Dataset entries -
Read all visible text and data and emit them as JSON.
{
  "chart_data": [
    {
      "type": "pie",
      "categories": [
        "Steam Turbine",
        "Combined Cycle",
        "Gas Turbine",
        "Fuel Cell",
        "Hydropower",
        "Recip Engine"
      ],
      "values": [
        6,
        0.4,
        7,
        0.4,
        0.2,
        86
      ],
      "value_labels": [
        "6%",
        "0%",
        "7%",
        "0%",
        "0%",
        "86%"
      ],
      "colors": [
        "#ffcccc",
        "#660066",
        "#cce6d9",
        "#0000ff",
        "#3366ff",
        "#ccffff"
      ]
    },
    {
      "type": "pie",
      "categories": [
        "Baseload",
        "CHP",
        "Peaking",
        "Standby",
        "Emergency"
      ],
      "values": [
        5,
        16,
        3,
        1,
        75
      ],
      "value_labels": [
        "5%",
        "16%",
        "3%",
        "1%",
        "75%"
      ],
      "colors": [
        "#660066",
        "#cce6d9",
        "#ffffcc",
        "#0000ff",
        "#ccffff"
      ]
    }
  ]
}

Task brief - Every record should be repeated exactly; please leave none out.

Correct response -
Read all visible text and data and emit them as JSON.
{
  "chart_data": [
    {
      "type": "pie",
      "categories": [
        "Steam Turbine",
        "Combined Cycle",
        "Gas Turbine",
        "Fuel Cell",
        "Hydropower",
        "Recip Engine"
      ],
      "values": [
        6,
        0.4,
        7,
        0.4,
        0.2,
        86
      ],
      "value_labels": [
        "6%",
        "0%",
        "7%",
        "0%",
        "0%",
        "86%"
      ],
      "colors": [
        "#ffcccc",
        "#660066",
        "#cce6d9",
        "#0000ff",
        "#3366ff",
        "#ccffff"
      ]
    },
    {
      "type": "pie",
      "categories": [
        "Baseload",
        "CHP",
        "Peaking",
        "Standby",
        "Emergency"
      ],
      "values": [
        5,
        16,
        3,
        1,
        75
      ],
      "value_labels": [
        "5%",
        "16%",
        "3%",
        "1%",
        "75%"
      ],
      "colors": [
        "#660066",
        "#cce6d9",
        "#ffffcc",
        "#0000ff",
        "#ccffff"
      ]
    }
  ]
}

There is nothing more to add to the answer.